* _EXERCISE DESCRIPTION_
Gather up every line from the entries below that uses the word "való".
───
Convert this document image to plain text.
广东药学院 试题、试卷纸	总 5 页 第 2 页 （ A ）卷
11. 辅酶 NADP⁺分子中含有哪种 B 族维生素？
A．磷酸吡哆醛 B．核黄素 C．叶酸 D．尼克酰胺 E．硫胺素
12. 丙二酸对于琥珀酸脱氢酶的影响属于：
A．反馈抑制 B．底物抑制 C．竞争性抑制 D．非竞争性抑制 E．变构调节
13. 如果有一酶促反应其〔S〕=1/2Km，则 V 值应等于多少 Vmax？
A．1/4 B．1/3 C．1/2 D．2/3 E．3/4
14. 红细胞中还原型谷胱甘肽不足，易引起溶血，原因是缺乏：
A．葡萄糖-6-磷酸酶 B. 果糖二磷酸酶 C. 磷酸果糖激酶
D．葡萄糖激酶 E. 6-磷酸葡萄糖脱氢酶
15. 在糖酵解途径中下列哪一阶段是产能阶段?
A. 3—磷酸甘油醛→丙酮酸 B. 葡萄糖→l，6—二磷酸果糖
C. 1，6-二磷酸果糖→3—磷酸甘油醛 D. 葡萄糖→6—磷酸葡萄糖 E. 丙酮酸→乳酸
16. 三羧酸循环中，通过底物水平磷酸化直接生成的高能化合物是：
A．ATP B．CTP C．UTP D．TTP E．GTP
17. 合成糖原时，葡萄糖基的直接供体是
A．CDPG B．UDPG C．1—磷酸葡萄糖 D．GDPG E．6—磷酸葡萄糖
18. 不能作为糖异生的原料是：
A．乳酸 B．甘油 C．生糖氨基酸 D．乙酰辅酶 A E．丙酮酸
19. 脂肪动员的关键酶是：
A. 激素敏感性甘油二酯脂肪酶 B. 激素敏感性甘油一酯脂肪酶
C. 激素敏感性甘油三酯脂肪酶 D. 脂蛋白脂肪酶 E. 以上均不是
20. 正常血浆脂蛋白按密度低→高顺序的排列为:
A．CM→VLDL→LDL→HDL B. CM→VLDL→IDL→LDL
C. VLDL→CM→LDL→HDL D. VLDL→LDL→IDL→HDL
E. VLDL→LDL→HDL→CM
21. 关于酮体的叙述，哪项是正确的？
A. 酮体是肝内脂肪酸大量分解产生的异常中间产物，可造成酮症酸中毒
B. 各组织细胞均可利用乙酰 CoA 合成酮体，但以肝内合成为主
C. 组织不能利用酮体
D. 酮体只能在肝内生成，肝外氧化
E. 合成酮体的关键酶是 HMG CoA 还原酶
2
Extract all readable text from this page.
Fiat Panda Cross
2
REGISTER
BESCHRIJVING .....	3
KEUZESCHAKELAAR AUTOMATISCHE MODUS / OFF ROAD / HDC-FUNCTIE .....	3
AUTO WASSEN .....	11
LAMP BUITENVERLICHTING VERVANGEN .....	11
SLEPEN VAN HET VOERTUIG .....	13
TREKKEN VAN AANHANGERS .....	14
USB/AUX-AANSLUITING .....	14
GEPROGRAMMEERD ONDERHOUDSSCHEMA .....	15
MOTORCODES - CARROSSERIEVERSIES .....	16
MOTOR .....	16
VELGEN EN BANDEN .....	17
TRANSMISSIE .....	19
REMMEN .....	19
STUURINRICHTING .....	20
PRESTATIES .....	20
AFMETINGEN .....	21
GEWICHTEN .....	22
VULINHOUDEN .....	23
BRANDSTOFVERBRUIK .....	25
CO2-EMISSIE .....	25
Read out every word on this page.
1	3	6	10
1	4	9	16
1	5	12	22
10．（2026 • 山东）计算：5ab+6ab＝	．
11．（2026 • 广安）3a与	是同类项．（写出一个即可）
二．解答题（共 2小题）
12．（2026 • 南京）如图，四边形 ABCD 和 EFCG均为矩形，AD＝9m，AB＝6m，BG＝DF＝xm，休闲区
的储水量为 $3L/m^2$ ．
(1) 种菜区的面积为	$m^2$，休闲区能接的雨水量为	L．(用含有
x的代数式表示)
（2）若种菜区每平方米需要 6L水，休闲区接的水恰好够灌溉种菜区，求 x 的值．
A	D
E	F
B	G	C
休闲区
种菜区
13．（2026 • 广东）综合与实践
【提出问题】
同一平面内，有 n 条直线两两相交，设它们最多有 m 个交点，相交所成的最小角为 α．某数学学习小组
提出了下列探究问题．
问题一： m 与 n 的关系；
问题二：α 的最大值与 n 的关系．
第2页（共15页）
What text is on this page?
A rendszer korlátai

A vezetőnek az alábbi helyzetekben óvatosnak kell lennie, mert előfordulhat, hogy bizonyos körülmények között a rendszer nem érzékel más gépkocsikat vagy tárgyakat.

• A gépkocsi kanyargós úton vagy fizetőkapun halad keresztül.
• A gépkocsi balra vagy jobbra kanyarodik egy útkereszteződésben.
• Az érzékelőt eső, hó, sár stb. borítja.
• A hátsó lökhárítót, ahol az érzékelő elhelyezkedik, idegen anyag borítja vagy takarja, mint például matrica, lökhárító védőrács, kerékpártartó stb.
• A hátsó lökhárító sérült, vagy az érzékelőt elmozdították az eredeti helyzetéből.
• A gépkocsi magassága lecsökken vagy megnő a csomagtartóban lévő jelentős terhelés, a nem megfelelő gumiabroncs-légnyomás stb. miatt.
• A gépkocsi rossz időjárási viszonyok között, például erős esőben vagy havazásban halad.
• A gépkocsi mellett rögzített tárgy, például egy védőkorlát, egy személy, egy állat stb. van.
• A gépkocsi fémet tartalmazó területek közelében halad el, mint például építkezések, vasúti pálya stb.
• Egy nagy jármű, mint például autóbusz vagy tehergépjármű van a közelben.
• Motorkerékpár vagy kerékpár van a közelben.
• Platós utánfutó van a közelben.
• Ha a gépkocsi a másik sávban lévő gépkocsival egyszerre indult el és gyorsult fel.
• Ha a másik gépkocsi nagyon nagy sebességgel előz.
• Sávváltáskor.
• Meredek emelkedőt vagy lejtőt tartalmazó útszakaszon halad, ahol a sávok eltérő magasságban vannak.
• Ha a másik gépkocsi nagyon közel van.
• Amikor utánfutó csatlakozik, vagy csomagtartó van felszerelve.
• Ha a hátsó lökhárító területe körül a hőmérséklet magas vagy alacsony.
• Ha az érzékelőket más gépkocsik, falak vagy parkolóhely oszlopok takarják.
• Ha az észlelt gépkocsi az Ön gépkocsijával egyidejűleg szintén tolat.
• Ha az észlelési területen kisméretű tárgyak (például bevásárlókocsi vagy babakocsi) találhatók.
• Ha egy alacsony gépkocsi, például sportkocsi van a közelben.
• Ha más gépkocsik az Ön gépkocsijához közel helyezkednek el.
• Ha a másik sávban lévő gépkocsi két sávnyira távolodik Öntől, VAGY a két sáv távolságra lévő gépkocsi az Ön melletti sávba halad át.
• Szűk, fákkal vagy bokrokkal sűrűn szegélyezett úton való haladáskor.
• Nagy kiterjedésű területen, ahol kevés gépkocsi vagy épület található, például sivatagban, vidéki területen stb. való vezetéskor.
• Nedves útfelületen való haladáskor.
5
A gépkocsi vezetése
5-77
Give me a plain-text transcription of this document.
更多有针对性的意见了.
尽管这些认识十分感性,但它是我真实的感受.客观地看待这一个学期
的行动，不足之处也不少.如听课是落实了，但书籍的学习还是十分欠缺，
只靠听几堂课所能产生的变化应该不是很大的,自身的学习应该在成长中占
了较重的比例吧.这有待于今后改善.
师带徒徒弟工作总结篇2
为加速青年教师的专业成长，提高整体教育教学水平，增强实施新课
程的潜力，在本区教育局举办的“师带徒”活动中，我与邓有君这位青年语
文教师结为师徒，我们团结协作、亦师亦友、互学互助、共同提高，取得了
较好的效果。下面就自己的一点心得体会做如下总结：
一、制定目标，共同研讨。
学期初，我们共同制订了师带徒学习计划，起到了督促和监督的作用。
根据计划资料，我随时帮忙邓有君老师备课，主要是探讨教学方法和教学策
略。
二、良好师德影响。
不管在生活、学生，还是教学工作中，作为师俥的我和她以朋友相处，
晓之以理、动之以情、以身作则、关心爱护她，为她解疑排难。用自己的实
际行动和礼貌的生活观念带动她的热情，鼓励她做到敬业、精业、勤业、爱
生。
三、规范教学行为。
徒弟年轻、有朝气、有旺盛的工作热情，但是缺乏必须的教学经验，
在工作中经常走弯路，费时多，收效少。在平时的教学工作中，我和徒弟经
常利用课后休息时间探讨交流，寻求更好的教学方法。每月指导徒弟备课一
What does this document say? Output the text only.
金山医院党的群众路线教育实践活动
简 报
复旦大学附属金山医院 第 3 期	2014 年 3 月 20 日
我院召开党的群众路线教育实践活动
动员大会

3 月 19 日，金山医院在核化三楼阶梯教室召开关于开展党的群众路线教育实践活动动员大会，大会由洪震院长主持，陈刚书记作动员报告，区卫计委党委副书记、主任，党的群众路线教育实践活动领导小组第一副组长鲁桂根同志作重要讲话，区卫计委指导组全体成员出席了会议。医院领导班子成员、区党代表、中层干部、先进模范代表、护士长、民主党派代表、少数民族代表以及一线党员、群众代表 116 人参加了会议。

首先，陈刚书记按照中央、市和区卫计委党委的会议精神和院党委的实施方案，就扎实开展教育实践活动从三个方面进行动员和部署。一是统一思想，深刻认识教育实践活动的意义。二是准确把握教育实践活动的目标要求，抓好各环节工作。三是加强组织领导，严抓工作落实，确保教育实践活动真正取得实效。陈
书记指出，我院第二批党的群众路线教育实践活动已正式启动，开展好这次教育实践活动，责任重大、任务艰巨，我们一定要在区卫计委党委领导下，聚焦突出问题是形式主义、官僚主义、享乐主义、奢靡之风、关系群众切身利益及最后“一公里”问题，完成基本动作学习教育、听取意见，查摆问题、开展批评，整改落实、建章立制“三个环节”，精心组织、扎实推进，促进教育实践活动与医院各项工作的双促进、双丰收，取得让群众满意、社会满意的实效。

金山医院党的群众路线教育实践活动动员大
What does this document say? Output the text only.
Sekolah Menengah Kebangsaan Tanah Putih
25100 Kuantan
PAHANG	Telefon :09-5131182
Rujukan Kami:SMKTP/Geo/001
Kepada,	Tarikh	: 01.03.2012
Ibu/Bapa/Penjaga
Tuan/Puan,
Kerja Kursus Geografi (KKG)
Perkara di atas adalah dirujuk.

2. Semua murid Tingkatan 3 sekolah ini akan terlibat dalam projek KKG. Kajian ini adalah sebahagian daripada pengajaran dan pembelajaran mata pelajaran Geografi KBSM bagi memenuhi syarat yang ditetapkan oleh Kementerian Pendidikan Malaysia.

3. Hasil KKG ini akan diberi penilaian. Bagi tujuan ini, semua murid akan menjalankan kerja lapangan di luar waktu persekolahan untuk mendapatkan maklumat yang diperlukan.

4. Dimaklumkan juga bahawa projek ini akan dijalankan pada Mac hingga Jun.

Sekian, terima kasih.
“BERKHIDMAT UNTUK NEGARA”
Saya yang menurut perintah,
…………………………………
───
* _ANSWER FOR THIS EXERCISE_
• Szűk, fákkal vagy bokrokkal sűrűn szegélyezett úton való haladáskor.
• Nagy kiterjedésű területen, ahol kevés gépkocsi vagy épület található, például sivatagban, vidéki területen stb. való vezetéskor.
• Nedves útfelületen való haladáskor.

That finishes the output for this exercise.